Instruction:
Repeat every line of the listing below exactly, minus the pictures.

══ Provided records ══

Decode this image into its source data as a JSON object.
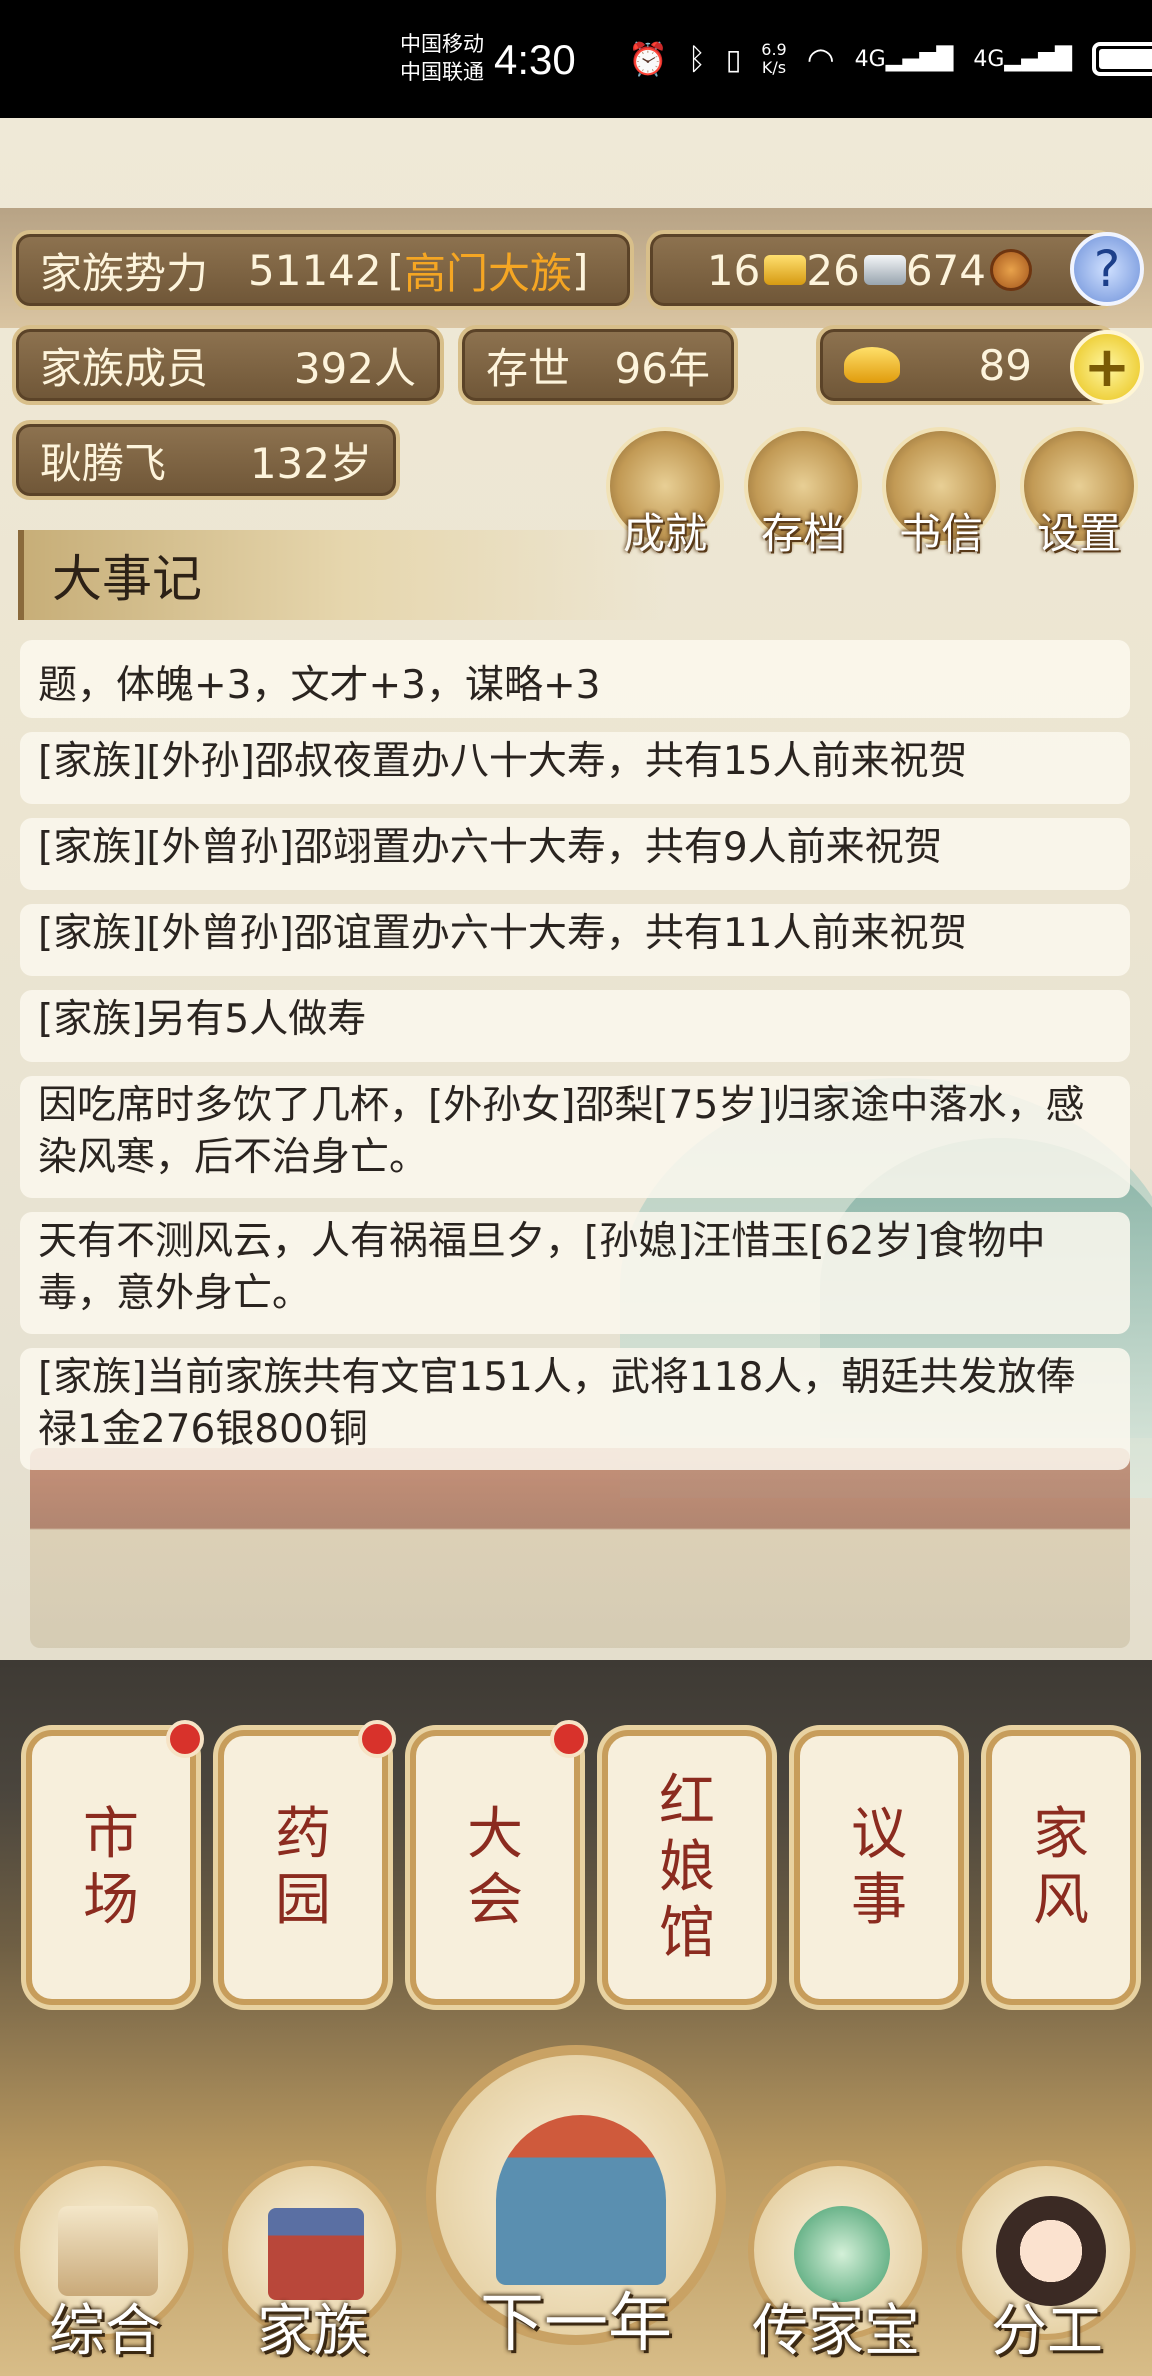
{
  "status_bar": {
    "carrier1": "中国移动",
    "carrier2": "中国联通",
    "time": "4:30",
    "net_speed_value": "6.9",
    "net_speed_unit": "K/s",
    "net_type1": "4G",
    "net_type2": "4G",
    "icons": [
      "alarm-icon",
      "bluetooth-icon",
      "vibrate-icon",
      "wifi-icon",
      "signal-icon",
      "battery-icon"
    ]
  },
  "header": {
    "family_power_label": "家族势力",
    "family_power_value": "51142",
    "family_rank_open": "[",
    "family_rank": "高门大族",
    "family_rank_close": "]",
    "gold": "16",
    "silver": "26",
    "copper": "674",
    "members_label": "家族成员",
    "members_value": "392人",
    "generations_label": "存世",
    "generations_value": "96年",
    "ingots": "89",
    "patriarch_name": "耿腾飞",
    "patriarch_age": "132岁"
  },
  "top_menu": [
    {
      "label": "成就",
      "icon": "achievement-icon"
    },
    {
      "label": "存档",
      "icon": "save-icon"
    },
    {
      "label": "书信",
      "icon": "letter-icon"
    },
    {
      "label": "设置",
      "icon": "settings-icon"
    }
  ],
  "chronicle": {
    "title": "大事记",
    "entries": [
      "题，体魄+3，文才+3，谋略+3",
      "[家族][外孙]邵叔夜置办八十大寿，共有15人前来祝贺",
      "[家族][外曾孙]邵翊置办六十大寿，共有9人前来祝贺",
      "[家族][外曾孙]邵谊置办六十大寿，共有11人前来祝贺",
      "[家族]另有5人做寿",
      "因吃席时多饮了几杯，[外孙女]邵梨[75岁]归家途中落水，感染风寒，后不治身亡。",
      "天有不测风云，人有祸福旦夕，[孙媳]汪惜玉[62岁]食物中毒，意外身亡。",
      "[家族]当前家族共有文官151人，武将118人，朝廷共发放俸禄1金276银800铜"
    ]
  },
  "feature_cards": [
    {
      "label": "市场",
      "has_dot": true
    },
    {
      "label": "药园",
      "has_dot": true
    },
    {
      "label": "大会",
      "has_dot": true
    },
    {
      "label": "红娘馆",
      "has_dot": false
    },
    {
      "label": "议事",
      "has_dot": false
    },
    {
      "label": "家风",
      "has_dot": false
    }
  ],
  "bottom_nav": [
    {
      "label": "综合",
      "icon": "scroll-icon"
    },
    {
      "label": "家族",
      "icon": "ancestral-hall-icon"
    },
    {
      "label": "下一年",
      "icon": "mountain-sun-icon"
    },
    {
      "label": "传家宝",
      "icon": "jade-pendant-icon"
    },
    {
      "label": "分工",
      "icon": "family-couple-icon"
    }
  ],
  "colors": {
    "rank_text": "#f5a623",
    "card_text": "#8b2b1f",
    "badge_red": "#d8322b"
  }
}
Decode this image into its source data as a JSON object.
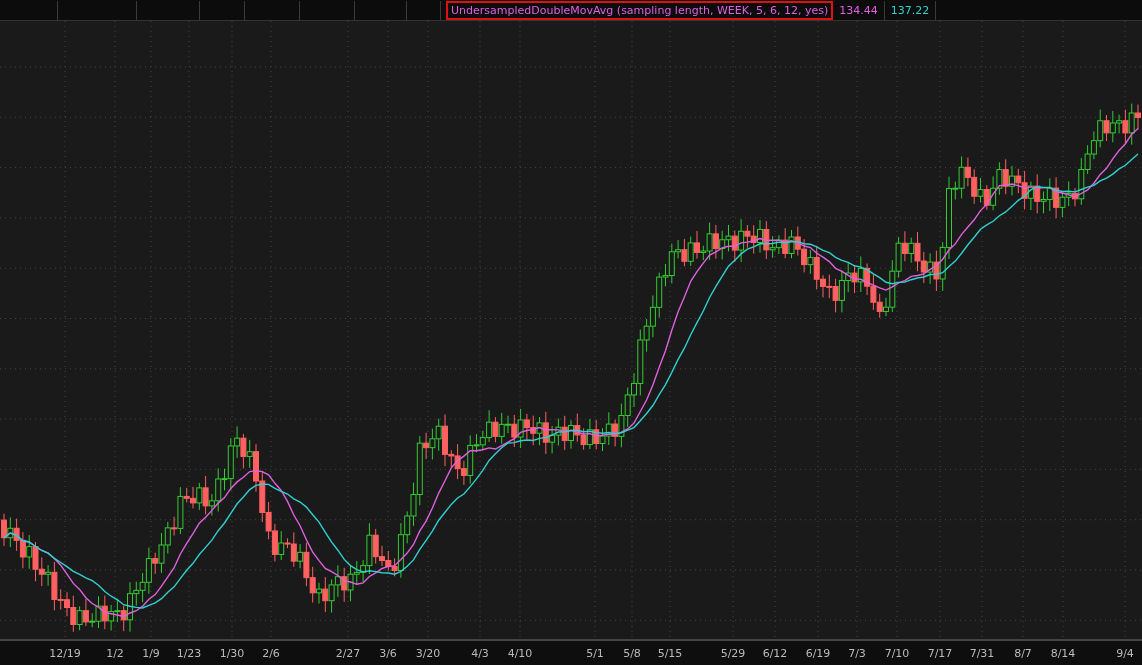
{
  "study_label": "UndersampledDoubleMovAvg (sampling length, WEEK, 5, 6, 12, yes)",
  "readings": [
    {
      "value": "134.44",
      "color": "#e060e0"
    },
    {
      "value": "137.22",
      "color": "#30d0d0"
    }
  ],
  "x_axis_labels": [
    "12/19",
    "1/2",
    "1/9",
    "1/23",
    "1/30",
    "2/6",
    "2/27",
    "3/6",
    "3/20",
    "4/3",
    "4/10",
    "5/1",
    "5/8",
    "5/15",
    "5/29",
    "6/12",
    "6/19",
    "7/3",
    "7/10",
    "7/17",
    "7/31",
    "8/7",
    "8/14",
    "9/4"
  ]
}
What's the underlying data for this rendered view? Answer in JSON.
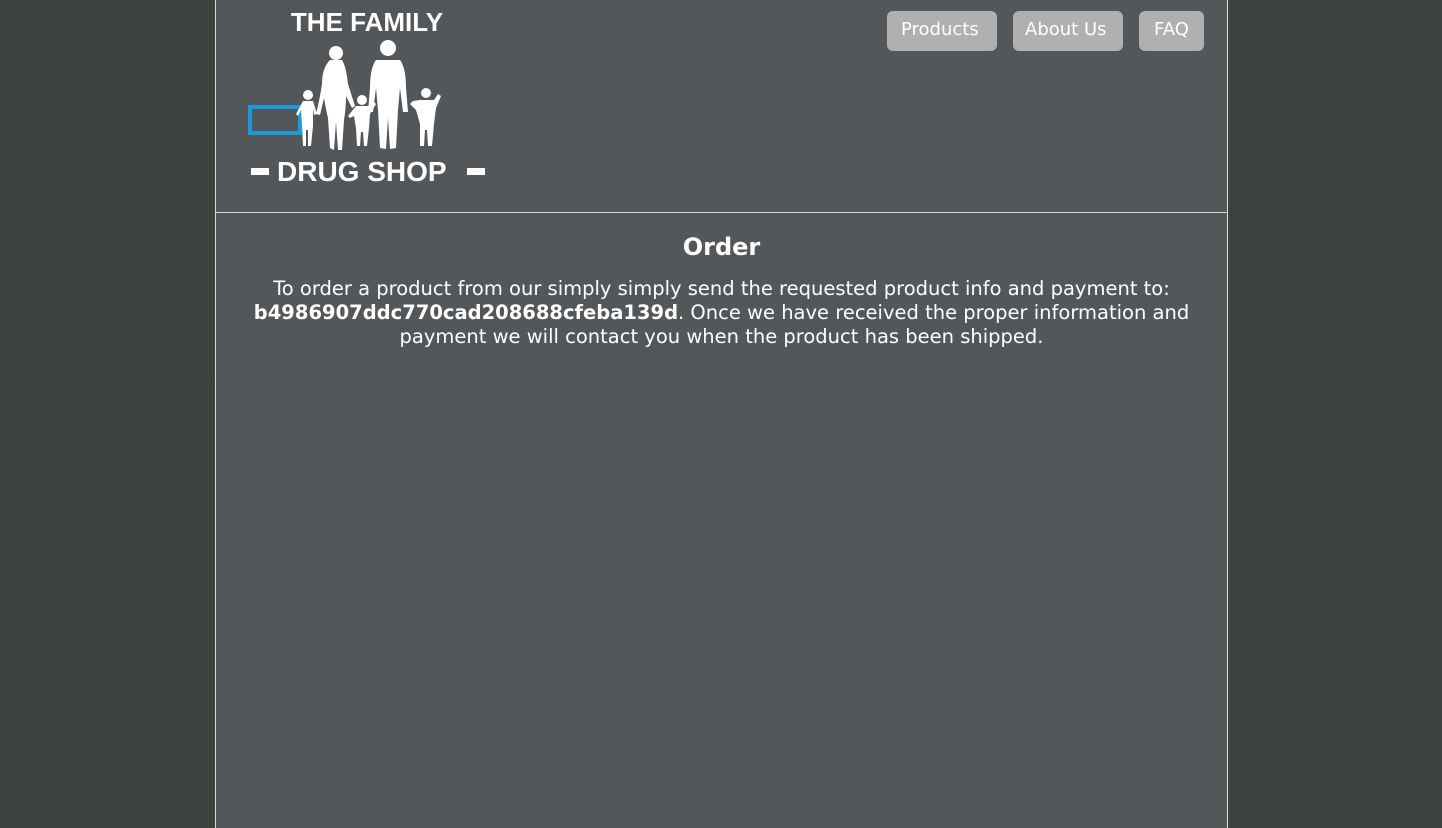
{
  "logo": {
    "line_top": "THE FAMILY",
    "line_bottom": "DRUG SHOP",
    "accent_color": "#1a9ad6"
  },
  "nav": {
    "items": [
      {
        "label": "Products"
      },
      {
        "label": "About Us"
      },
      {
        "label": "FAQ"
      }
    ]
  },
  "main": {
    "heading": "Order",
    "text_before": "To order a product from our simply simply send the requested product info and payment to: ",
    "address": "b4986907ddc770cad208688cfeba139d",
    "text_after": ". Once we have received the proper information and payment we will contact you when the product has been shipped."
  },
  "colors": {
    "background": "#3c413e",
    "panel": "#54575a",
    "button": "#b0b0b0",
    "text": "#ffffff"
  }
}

═══

Exercise answer:
Decode this image into its source data as a JSON object.
{
  "status_bar": {
    "carrier1": "中国移动",
    "carrier2": "中国联通",
    "time": "4:30",
    "net_speed_value": "6.9",
    "net_speed_unit": "K/s",
    "net_type1": "4G",
    "net_type2": "4G",
    "icons": [
      "alarm-icon",
      "bluetooth-icon",
      "vibrate-icon",
      "wifi-icon",
      "signal-icon",
      "battery-icon"
    ]
  },
  "header": {
    "family_power_label": "家族势力",
    "family_power_value": "51142",
    "family_rank_open": "[",
    "family_rank": "高门大族",
    "family_rank_close": "]",
    "gold": "16",
    "silver": "26",
    "copper": "674",
    "members_label": "家族成员",
    "members_value": "392人",
    "generations_label": "存世",
    "generations_value": "96年",
    "ingots": "89",
    "patriarch_name": "耿腾飞",
    "patriarch_age": "132岁"
  },
  "top_menu": [
    {
      "label": "成就",
      "icon": "achievement-icon"
    },
    {
      "label": "存档",
      "icon": "save-icon"
    },
    {
      "label": "书信",
      "icon": "letter-icon"
    },
    {
      "label": "设置",
      "icon": "settings-icon"
    }
  ],
  "chronicle": {
    "title": "大事记",
    "entries": [
      "题，体魄+3，文才+3，谋略+3",
      "[家族][外孙]邵叔夜置办八十大寿，共有15人前来祝贺",
      "[家族][外曾孙]邵翊置办六十大寿，共有9人前来祝贺",
      "[家族][外曾孙]邵谊置办六十大寿，共有11人前来祝贺",
      "[家族]另有5人做寿",
      "因吃席时多饮了几杯，[外孙女]邵梨[75岁]归家途中落水，感染风寒，后不治身亡。",
      "天有不测风云，人有祸福旦夕，[孙媳]汪惜玉[62岁]食物中毒，意外身亡。",
      "[家族]当前家族共有文官151人，武将118人，朝廷共发放俸禄1金276银800铜"
    ]
  },
  "feature_cards": [
    {
      "label": "市场",
      "has_dot": true
    },
    {
      "label": "药园",
      "has_dot": true
    },
    {
      "label": "大会",
      "has_dot": true
    },
    {
      "label": "红娘馆",
      "has_dot": false
    },
    {
      "label": "议事",
      "has_dot": false
    },
    {
      "label": "家风",
      "has_dot": false
    }
  ],
  "bottom_nav": [
    {
      "label": "综合",
      "icon": "scroll-icon"
    },
    {
      "label": "家族",
      "icon": "ancestral-hall-icon"
    },
    {
      "label": "下一年",
      "icon": "mountain-sun-icon"
    },
    {
      "label": "传家宝",
      "icon": "jade-pendant-icon"
    },
    {
      "label": "分工",
      "icon": "family-couple-icon"
    }
  ],
  "colors": {
    "rank_text": "#f5a623",
    "card_text": "#8b2b1f",
    "badge_red": "#d8322b"
  }
}
Decode this image into its source data as a JSON object.
{
  "study_label": "UndersampledDoubleMovAvg (sampling length, WEEK, 5, 6, 12, yes)",
  "readings": [
    {
      "value": "134.44",
      "color": "#e060e0"
    },
    {
      "value": "137.22",
      "color": "#30d0d0"
    }
  ],
  "x_axis_labels": [
    "12/19",
    "1/2",
    "1/9",
    "1/23",
    "1/30",
    "2/6",
    "2/27",
    "3/6",
    "3/20",
    "4/3",
    "4/10",
    "5/1",
    "5/8",
    "5/15",
    "5/29",
    "6/12",
    "6/19",
    "7/3",
    "7/10",
    "7/17",
    "7/31",
    "8/7",
    "8/14",
    "9/4"
  ]
}
What's the underlying data for this rendered view? Answer in JSON.
{
  "logo": {
    "line_top": "THE FAMILY",
    "line_bottom": "DRUG SHOP",
    "accent_color": "#1a9ad6"
  },
  "nav": {
    "items": [
      {
        "label": "Products"
      },
      {
        "label": "About Us"
      },
      {
        "label": "FAQ"
      }
    ]
  },
  "main": {
    "heading": "Order",
    "text_before": "To order a product from our simply simply send the requested product info and payment to: ",
    "address": "b4986907ddc770cad208688cfeba139d",
    "text_after": ". Once we have received the proper information and payment we will contact you when the product has been shipped."
  },
  "colors": {
    "background": "#3c413e",
    "panel": "#54575a",
    "button": "#b0b0b0",
    "text": "#ffffff"
  }
}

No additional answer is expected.